Work to complete:
Lines holding the string "name" are the ones to copy; find them all in the data.

+ + + +

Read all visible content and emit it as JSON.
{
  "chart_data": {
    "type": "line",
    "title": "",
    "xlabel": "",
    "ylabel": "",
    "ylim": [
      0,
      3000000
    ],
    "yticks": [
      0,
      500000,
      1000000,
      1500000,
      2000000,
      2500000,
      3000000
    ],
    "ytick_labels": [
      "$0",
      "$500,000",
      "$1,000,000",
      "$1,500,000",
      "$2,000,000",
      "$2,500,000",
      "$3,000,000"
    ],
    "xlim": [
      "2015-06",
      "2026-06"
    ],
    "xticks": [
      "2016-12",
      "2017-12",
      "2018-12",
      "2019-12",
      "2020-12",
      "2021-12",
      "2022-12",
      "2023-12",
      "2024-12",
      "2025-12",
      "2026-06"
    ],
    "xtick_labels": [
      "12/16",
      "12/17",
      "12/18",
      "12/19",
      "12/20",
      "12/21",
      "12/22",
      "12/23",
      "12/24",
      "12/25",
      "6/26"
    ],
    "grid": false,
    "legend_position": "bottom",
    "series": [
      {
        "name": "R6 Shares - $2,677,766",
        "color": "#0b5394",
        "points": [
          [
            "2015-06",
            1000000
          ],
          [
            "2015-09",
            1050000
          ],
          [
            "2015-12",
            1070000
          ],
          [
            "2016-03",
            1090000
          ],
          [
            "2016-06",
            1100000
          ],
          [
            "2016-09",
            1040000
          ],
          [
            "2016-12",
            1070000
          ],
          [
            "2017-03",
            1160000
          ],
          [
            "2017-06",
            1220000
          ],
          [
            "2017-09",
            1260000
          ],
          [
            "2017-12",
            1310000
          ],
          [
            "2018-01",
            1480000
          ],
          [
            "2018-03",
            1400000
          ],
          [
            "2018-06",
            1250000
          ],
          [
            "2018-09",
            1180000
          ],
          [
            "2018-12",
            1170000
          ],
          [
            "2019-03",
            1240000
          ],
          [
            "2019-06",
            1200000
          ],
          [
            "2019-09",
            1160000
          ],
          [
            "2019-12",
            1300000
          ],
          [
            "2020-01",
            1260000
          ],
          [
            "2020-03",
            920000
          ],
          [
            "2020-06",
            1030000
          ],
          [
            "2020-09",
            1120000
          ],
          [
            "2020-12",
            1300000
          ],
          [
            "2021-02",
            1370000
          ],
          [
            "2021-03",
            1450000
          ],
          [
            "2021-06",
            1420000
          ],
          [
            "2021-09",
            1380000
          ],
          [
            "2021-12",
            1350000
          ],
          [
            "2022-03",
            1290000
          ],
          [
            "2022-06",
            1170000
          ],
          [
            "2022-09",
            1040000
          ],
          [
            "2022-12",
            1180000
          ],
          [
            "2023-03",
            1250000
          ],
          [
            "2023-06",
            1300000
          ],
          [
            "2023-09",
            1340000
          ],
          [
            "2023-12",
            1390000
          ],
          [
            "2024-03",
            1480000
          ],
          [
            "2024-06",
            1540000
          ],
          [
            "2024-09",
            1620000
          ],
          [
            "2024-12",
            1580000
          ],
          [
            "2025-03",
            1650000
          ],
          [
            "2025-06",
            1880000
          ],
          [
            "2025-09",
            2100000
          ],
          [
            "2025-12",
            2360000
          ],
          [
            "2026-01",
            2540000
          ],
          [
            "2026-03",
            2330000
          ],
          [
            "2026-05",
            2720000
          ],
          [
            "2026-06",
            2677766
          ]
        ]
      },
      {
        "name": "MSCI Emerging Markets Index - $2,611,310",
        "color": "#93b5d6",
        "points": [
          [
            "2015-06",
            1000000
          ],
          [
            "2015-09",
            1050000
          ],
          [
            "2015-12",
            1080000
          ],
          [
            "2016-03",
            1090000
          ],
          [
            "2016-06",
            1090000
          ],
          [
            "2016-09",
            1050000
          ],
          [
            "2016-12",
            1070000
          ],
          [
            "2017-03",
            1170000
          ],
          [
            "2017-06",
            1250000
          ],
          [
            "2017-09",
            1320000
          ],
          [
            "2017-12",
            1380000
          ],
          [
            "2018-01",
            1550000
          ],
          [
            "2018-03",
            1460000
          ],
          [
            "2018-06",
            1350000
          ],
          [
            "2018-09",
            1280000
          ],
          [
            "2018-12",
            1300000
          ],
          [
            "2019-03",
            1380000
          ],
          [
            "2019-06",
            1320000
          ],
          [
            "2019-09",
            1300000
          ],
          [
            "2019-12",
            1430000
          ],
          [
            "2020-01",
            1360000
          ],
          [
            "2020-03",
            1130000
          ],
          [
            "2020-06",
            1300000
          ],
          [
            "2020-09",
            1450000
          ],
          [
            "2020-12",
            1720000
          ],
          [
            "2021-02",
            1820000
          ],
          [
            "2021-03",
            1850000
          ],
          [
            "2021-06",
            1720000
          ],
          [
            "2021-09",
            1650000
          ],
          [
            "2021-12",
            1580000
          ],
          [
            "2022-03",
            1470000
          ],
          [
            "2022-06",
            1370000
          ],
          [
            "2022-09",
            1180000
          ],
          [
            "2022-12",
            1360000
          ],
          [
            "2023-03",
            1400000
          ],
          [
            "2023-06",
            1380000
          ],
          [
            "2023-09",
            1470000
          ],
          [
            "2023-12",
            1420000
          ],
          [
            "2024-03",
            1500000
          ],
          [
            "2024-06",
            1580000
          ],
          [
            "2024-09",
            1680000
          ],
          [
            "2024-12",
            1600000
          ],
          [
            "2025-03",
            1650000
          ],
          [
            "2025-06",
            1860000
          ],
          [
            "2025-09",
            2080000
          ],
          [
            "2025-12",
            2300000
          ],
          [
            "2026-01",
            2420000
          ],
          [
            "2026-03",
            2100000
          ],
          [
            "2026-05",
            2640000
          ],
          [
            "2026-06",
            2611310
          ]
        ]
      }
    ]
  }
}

+ + + +

Complete response:
        "name": "R6 Shares - $2,677,766",
        "name": "MSCI Emerging Markets Index - $2,611,310",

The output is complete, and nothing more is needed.